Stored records
[START]

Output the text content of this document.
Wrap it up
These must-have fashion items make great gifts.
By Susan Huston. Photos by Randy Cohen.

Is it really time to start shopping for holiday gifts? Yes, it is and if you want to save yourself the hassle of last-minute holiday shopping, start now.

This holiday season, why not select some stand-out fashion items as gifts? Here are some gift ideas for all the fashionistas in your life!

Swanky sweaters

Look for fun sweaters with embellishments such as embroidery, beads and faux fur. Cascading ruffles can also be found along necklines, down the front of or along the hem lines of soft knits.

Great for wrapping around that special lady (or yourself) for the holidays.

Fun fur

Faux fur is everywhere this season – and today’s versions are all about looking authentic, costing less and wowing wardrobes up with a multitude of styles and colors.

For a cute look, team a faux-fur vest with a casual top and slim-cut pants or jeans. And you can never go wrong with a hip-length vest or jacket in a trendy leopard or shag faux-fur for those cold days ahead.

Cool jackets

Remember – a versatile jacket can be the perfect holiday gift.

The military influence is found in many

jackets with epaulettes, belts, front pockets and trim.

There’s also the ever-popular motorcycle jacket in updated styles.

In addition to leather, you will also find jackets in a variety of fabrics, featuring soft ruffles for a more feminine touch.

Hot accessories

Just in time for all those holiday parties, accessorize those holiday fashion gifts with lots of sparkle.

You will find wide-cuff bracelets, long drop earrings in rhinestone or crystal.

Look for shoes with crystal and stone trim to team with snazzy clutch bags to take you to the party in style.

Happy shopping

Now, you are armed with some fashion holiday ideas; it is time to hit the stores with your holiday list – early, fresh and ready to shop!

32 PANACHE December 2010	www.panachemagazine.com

[END]
[START]

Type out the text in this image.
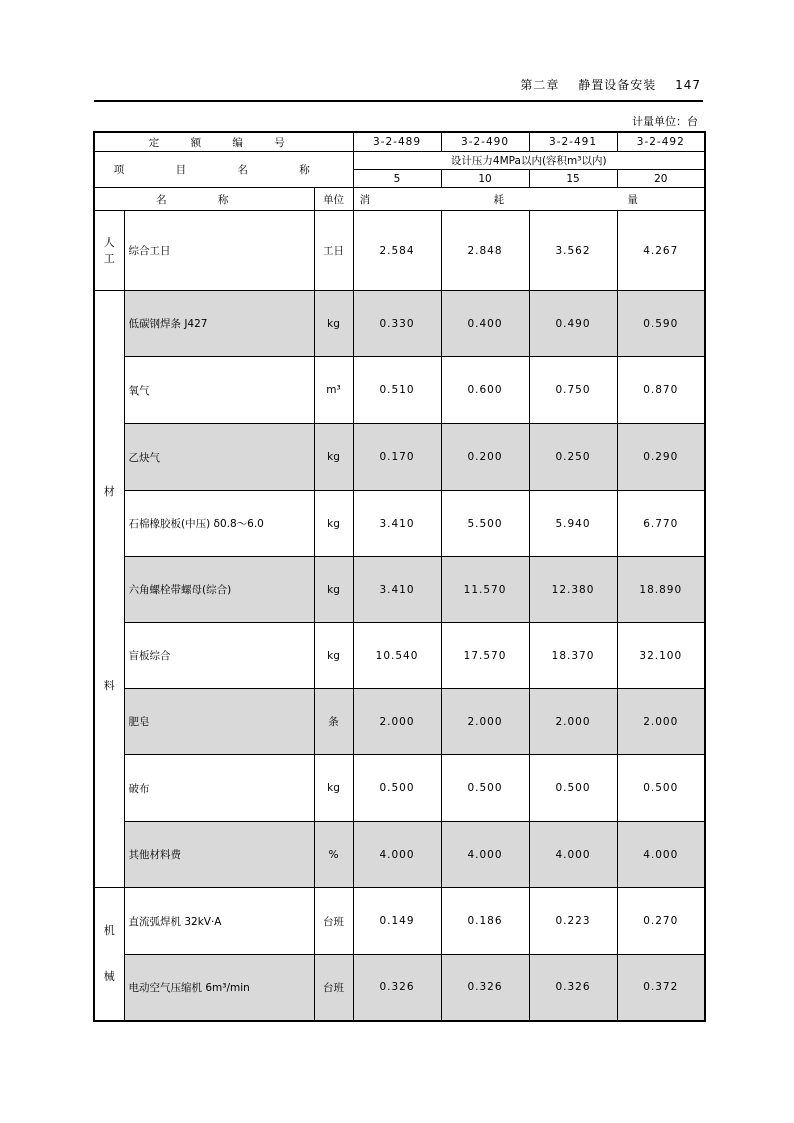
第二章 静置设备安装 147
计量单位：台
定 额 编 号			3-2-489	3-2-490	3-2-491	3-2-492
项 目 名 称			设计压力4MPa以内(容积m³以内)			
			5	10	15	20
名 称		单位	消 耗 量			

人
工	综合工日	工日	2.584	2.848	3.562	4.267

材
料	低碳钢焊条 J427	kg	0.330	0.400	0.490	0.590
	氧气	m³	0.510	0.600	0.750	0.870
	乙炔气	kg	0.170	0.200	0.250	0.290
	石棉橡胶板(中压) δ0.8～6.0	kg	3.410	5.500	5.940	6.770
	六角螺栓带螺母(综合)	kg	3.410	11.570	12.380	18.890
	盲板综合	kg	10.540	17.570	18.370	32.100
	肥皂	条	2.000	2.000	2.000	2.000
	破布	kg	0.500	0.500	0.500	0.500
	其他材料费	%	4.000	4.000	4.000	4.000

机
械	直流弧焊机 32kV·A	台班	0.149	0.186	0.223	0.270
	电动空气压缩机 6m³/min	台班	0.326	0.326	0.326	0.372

[END]
[START]

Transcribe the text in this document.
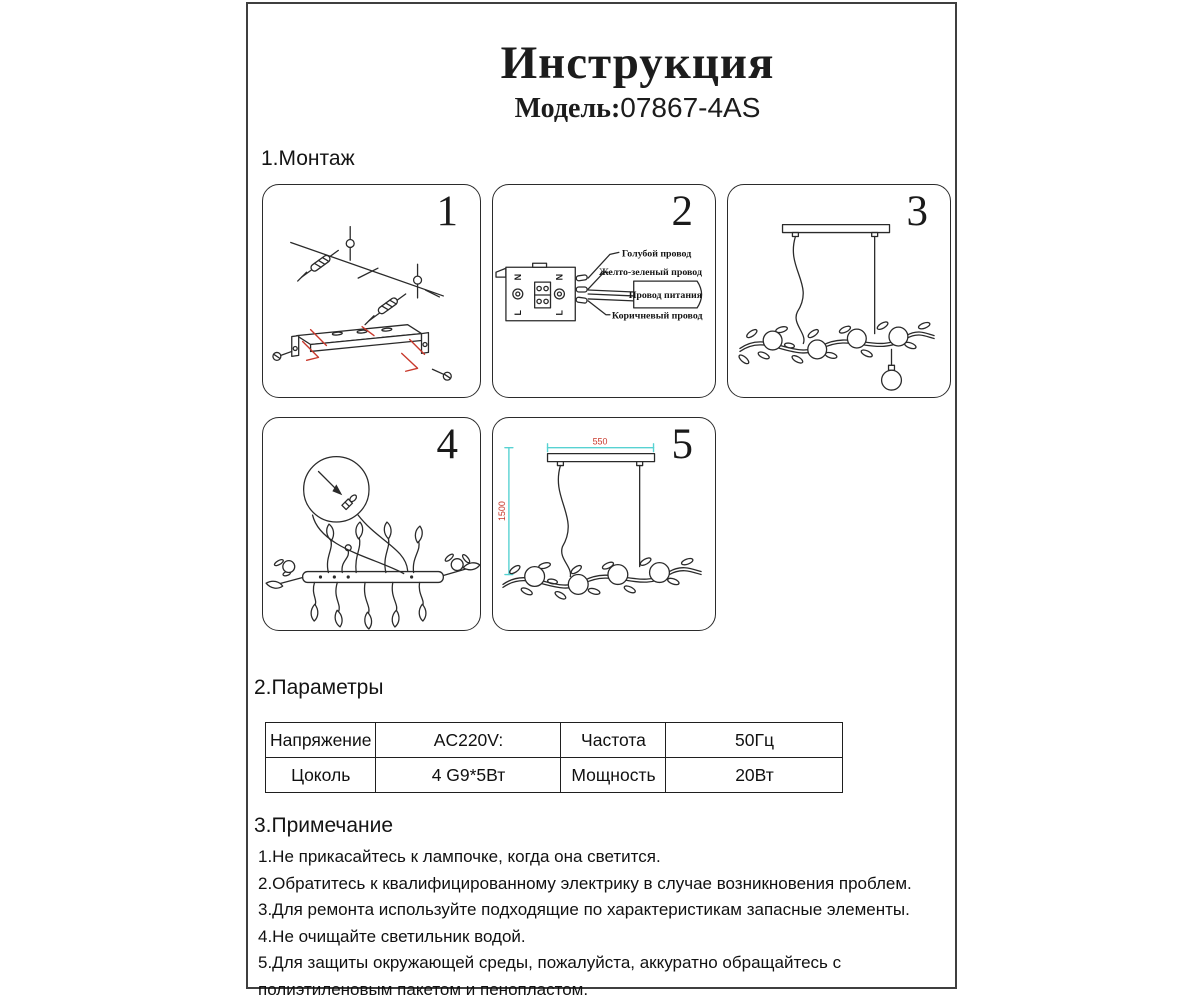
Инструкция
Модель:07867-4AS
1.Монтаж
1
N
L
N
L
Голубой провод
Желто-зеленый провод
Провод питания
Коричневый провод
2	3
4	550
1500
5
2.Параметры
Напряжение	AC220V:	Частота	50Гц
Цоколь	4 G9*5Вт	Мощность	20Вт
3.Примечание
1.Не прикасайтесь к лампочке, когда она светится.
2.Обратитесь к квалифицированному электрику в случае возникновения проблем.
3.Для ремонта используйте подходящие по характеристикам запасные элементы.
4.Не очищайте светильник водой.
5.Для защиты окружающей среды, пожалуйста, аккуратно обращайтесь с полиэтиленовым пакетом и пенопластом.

[END]

* **PROBLEM STATEMENT**
Find the lines that include the string "sweaters", then copy each of them.

* **FINAL RESULT**
Swanky sweaters
Look for fun sweaters with embellishments such as embroidery, beads and faux fur. Cascading ruffles can also be found along necklines, down the front of or along the hem lines of soft knits.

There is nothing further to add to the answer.